__DATA__
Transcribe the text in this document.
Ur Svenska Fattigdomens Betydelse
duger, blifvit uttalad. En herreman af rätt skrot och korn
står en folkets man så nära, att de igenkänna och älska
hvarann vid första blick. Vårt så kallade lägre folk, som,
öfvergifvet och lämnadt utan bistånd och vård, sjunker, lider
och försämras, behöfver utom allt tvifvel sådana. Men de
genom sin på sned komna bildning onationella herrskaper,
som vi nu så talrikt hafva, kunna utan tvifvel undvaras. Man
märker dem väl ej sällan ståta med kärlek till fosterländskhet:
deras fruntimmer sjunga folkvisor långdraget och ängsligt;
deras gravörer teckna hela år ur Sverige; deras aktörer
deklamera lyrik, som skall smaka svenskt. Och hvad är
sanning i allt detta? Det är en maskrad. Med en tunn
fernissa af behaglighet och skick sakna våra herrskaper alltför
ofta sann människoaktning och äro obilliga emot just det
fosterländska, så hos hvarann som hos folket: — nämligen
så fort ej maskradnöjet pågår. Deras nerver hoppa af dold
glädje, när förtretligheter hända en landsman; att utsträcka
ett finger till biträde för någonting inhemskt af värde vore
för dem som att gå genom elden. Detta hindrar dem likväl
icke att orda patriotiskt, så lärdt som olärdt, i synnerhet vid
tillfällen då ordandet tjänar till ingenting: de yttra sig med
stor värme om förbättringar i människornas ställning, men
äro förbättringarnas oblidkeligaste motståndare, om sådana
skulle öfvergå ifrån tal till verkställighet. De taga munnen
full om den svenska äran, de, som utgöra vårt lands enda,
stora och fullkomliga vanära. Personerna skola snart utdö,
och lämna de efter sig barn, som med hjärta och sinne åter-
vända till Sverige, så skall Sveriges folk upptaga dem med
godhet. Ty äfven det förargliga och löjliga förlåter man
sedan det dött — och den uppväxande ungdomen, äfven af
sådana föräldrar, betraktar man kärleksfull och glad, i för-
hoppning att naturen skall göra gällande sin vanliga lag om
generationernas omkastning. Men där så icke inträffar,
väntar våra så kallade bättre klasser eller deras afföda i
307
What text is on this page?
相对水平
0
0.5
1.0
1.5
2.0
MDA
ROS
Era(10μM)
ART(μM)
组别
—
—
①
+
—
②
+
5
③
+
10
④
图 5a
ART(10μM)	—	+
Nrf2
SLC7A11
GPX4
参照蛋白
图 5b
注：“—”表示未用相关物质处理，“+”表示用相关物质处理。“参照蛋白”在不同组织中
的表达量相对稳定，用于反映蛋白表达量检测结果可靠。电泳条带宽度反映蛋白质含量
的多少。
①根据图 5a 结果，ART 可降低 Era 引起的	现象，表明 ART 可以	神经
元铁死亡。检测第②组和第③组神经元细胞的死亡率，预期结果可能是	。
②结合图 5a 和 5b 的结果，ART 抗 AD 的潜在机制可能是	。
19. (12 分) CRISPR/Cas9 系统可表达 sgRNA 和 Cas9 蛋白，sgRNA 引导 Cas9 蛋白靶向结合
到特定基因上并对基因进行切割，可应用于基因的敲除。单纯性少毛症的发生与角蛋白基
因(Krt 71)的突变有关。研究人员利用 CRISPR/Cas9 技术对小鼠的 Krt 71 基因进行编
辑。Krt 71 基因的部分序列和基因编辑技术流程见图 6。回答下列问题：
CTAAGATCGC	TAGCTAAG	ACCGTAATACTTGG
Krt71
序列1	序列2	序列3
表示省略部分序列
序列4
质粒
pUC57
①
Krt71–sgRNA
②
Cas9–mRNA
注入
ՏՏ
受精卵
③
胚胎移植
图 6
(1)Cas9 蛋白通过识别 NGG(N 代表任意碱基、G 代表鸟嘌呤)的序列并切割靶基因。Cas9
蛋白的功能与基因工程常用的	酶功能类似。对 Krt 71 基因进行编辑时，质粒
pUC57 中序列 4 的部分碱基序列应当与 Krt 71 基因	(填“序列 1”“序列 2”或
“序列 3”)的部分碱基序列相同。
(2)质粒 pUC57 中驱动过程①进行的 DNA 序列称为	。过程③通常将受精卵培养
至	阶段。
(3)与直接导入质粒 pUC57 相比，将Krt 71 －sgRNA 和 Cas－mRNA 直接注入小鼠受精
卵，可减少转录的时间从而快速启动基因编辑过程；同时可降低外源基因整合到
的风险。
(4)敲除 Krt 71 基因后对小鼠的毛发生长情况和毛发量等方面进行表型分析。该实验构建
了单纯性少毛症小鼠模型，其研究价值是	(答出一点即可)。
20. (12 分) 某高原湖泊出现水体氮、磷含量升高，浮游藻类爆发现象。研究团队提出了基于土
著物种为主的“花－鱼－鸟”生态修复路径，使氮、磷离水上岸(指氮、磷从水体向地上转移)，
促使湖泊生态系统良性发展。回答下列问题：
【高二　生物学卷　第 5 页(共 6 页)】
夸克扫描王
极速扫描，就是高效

__TASK ITEM__
Each line of the material is to be returned precisely as written.

__REPLY TO THE EXERCISE__
Transcribe the text in this document.
Ur Svenska Fattigdomens Betydelse
duger, blifvit uttalad. En herreman af rätt skrot och korn
står en folkets man så nära, att de igenkänna och älska
hvarann vid första blick. Vårt så kallade lägre folk, som,
öfvergifvet och lämnadt utan bistånd och vård, sjunker, lider
och försämras, behöfver utom allt tvifvel sådana. Men de
genom sin på sned komna bildning onationella herrskaper,
som vi nu så talrikt hafva, kunna utan tvifvel undvaras. Man
märker dem väl ej sällan ståta med kärlek till fosterländskhet:
deras fruntimmer sjunga folkvisor långdraget och ängsligt;
deras gravörer teckna hela år ur Sverige; deras aktörer
deklamera lyrik, som skall smaka svenskt. Och hvad är
sanning i allt detta? Det är en maskrad. Med en tunn
fernissa af behaglighet och skick sakna våra herrskaper alltför
ofta sann människoaktning och äro obilliga emot just det
fosterländska, så hos hvarann som hos folket: — nämligen
så fort ej maskradnöjet pågår. Deras nerver hoppa af dold
glädje, när förtretligheter hända en landsman; att utsträcka
ett finger till biträde för någonting inhemskt af värde vore
för dem som att gå genom elden. Detta hindrar dem likväl
icke att orda patriotiskt, så lärdt som olärdt, i synnerhet vid
tillfällen då ordandet tjänar till ingenting: de yttra sig med
stor värme om förbättringar i människornas ställning, men
äro förbättringarnas oblidkeligaste motståndare, om sådana
skulle öfvergå ifrån tal till verkställighet. De taga munnen
full om den svenska äran, de, som utgöra vårt lands enda,
stora och fullkomliga vanära. Personerna skola snart utdö,
och lämna de efter sig barn, som med hjärta och sinne åter-
vända till Sverige, så skall Sveriges folk upptaga dem med
godhet. Ty äfven det förargliga och löjliga förlåter man
sedan det dött — och den uppväxande ungdomen, äfven af
sådana föräldrar, betraktar man kärleksfull och glad, i för-
hoppning att naturen skall göra gällande sin vanliga lag om
generationernas omkastning. Men där så icke inträffar,
väntar våra så kallade bättre klasser eller deras afföda i
307
What text is on this page?
相对水平
0
0.5
1.0
1.5
2.0
MDA
ROS
Era(10μM)
ART(μM)
组别
—
—
①
+
—
②
+
5
③
+
10
④
图 5a
ART(10μM)	—	+
Nrf2
SLC7A11
GPX4
参照蛋白
图 5b
注：“—”表示未用相关物质处理，“+”表示用相关物质处理。“参照蛋白”在不同组织中
的表达量相对稳定，用于反映蛋白表达量检测结果可靠。电泳条带宽度反映蛋白质含量
的多少。
①根据图 5a 结果，ART 可降低 Era 引起的	现象，表明 ART 可以	神经
元铁死亡。检测第②组和第③组神经元细胞的死亡率，预期结果可能是	。
②结合图 5a 和 5b 的结果，ART 抗 AD 的潜在机制可能是	。
19. (12 分) CRISPR/Cas9 系统可表达 sgRNA 和 Cas9 蛋白，sgRNA 引导 Cas9 蛋白靶向结合
到特定基因上并对基因进行切割，可应用于基因的敲除。单纯性少毛症的发生与角蛋白基
因(Krt 71)的突变有关。研究人员利用 CRISPR/Cas9 技术对小鼠的 Krt 71 基因进行编
辑。Krt 71 基因的部分序列和基因编辑技术流程见图 6。回答下列问题：
CTAAGATCGC	TAGCTAAG	ACCGTAATACTTGG
Krt71
序列1	序列2	序列3
表示省略部分序列
序列4
质粒
pUC57
①
Krt71–sgRNA
②
Cas9–mRNA
注入
ՏՏ
受精卵
③
胚胎移植
图 6
(1)Cas9 蛋白通过识别 NGG(N 代表任意碱基、G 代表鸟嘌呤)的序列并切割靶基因。Cas9
蛋白的功能与基因工程常用的	酶功能类似。对 Krt 71 基因进行编辑时，质粒
pUC57 中序列 4 的部分碱基序列应当与 Krt 71 基因	(填“序列 1”“序列 2”或
“序列 3”)的部分碱基序列相同。
(2)质粒 pUC57 中驱动过程①进行的 DNA 序列称为	。过程③通常将受精卵培养
至	阶段。
(3)与直接导入质粒 pUC57 相比，将Krt 71 －sgRNA 和 Cas－mRNA 直接注入小鼠受精
卵，可减少转录的时间从而快速启动基因编辑过程；同时可降低外源基因整合到
的风险。
(4)敲除 Krt 71 基因后对小鼠的毛发生长情况和毛发量等方面进行表型分析。该实验构建
了单纯性少毛症小鼠模型，其研究价值是	(答出一点即可)。
20. (12 分) 某高原湖泊出现水体氮、磷含量升高，浮游藻类爆发现象。研究团队提出了基于土
著物种为主的“花－鱼－鸟”生态修复路径，使氮、磷离水上岸(指氮、磷从水体向地上转移)，
促使湖泊生态系统良性发展。回答下列问题：
【高二　生物学卷　第 5 页(共 6 页)】
夸克扫描王
极速扫描，就是高效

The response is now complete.